• [Excerpted records]
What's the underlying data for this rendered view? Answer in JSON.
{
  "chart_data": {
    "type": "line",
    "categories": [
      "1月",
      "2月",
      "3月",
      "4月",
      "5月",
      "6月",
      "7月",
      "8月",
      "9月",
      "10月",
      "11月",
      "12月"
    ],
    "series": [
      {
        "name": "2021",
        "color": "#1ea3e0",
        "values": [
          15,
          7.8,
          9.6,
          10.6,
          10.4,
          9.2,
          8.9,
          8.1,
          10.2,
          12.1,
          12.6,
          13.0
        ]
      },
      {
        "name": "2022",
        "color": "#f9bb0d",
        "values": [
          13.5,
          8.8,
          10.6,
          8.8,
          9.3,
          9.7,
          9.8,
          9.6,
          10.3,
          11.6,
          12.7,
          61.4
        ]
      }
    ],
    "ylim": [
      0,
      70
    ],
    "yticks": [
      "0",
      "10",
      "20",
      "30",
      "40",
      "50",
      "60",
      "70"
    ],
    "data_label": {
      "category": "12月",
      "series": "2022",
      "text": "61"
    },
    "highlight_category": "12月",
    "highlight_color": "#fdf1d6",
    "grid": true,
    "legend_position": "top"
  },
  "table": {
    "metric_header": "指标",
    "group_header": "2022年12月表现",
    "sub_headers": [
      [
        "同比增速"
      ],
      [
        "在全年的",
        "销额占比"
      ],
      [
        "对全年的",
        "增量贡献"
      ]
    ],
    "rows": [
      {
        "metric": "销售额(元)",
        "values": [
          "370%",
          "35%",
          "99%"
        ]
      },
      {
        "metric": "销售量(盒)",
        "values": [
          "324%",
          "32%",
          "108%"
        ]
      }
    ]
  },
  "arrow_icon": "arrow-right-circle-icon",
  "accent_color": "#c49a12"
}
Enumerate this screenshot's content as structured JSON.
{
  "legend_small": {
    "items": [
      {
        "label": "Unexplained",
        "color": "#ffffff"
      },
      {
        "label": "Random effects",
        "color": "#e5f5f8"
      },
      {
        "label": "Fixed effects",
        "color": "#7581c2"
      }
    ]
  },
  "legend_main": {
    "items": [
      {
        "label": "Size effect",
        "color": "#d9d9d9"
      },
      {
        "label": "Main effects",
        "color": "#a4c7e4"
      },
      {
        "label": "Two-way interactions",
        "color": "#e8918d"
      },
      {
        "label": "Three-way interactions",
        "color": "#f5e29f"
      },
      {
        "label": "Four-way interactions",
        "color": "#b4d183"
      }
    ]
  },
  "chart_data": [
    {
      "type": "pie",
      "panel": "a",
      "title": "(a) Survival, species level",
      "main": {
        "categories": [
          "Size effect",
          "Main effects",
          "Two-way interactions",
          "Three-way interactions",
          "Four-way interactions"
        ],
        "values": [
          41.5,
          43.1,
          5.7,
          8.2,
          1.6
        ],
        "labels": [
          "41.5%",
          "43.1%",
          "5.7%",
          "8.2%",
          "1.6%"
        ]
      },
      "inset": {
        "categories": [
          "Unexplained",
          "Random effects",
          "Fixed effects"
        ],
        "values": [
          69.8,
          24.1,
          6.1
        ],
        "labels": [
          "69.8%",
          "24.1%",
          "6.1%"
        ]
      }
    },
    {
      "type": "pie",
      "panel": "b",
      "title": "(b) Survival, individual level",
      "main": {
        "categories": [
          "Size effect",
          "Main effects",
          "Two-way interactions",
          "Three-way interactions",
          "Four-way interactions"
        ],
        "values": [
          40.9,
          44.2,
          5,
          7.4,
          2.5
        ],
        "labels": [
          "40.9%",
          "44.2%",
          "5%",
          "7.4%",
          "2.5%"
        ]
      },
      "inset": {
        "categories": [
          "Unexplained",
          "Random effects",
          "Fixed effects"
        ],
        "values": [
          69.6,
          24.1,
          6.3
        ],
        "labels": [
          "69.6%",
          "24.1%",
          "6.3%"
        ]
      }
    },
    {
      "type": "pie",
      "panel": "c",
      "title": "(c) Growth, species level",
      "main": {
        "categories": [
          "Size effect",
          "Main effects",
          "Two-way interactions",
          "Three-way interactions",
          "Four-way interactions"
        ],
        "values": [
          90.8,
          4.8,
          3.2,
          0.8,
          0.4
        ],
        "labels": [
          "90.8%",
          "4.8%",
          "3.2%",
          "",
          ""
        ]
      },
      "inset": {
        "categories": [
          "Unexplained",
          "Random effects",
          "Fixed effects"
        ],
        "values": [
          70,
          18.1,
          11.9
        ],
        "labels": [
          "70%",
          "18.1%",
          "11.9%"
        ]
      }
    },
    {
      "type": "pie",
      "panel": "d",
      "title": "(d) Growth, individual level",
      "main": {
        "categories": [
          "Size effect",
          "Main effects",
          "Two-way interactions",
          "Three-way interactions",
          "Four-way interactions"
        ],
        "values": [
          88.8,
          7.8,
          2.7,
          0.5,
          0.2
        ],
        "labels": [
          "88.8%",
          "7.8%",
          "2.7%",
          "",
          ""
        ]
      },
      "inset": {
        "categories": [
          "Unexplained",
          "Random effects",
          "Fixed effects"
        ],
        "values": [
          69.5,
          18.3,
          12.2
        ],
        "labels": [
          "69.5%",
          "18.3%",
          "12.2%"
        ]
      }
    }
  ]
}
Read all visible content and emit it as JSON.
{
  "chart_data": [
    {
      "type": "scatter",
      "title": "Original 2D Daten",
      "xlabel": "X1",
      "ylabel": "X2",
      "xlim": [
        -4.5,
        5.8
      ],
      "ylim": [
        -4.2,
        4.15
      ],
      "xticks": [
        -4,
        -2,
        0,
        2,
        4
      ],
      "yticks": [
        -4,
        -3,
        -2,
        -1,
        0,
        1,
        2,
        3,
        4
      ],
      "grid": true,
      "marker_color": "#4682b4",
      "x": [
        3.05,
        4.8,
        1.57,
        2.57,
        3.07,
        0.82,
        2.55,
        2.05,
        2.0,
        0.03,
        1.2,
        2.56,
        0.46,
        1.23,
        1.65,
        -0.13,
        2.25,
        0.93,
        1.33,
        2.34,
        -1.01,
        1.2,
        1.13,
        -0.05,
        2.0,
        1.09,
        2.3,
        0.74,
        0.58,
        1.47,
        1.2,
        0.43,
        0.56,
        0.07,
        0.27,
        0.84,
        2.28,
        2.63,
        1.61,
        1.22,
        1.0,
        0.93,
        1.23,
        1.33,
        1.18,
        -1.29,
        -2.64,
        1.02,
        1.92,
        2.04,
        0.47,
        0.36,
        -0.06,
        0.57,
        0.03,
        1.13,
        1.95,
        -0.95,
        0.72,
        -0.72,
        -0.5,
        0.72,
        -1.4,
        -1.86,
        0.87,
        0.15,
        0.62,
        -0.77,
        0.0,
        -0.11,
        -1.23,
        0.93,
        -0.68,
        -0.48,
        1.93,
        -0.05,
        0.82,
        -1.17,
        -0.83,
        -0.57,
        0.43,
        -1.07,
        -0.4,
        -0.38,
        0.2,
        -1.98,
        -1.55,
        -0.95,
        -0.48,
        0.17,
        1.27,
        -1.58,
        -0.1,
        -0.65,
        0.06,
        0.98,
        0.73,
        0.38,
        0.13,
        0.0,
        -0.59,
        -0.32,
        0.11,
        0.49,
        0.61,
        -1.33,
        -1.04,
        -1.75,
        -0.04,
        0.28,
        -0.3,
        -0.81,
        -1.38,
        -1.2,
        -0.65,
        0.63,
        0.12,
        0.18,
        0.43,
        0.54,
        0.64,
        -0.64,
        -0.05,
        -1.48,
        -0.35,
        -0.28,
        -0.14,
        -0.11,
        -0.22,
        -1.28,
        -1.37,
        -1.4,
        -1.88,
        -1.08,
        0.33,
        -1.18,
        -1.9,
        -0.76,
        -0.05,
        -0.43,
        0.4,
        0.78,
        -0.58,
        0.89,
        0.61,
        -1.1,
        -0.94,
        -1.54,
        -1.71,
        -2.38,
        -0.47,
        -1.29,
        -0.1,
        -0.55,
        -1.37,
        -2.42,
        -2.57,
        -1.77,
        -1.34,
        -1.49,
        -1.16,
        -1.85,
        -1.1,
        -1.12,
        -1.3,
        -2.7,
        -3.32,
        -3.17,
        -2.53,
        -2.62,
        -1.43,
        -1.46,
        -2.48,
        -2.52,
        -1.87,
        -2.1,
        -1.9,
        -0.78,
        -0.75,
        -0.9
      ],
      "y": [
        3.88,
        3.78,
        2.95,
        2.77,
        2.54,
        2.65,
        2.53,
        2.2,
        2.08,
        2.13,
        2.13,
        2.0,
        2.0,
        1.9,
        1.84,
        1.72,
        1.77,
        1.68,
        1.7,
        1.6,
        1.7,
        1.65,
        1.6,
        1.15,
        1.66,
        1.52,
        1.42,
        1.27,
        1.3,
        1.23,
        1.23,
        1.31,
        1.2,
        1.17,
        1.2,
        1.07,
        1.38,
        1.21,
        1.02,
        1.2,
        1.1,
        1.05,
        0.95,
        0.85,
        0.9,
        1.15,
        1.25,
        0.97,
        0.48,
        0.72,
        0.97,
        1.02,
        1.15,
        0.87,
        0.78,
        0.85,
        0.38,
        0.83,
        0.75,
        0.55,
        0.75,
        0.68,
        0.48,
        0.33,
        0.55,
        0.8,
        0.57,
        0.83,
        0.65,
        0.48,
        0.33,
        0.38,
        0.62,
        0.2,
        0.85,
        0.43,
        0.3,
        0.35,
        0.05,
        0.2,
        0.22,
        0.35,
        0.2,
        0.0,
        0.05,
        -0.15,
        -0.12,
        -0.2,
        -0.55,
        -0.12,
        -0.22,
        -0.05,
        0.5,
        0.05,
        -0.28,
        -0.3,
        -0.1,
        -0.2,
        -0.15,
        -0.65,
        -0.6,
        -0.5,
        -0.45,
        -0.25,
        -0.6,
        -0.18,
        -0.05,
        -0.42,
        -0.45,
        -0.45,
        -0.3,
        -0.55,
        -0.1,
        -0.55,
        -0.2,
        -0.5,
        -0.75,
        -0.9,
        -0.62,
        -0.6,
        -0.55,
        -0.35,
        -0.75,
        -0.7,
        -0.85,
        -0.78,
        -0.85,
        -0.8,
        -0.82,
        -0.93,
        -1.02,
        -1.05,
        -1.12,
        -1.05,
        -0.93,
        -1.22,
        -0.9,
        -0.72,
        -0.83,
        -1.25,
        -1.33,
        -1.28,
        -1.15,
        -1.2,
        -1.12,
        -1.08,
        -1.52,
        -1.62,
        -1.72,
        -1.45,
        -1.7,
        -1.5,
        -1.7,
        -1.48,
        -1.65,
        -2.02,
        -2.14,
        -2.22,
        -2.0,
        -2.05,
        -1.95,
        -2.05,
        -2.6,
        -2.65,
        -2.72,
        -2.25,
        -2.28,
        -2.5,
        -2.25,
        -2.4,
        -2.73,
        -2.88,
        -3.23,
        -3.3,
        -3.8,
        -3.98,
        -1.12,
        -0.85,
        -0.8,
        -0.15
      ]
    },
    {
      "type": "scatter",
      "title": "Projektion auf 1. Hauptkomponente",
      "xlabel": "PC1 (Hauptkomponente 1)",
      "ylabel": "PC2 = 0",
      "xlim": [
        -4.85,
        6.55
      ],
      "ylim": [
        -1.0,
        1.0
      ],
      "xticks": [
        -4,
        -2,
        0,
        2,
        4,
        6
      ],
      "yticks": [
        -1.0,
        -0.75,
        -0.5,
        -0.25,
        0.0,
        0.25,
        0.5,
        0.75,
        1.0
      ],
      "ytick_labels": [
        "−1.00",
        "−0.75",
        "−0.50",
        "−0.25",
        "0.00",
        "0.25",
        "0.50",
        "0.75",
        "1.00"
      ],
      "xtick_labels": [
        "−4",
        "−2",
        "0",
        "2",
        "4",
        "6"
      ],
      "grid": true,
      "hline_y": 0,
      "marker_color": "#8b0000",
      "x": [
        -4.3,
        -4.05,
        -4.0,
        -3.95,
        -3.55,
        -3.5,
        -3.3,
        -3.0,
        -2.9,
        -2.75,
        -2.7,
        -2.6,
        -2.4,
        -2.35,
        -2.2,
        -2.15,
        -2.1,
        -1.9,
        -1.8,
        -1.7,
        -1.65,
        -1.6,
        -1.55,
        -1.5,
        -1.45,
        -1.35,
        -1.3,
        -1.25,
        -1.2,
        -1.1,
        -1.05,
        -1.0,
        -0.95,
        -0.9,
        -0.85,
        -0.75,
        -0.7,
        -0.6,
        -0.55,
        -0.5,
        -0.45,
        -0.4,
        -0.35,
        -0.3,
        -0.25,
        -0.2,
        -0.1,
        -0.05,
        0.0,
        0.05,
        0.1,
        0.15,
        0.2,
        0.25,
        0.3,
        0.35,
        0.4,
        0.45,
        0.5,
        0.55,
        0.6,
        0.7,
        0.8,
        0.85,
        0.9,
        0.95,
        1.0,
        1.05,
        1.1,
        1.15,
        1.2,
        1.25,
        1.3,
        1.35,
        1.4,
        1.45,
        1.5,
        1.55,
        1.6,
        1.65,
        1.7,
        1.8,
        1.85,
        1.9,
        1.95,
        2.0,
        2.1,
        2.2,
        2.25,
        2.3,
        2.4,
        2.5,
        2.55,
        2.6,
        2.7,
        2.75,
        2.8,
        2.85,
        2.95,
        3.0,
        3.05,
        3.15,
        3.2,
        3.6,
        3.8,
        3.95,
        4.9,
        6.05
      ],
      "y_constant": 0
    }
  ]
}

• [Request] Copy each line of the preceding data that contains the string "Survival".

• [Correct output]
      "title": "(a) Survival, species level",
      "title": "(b) Survival, individual level",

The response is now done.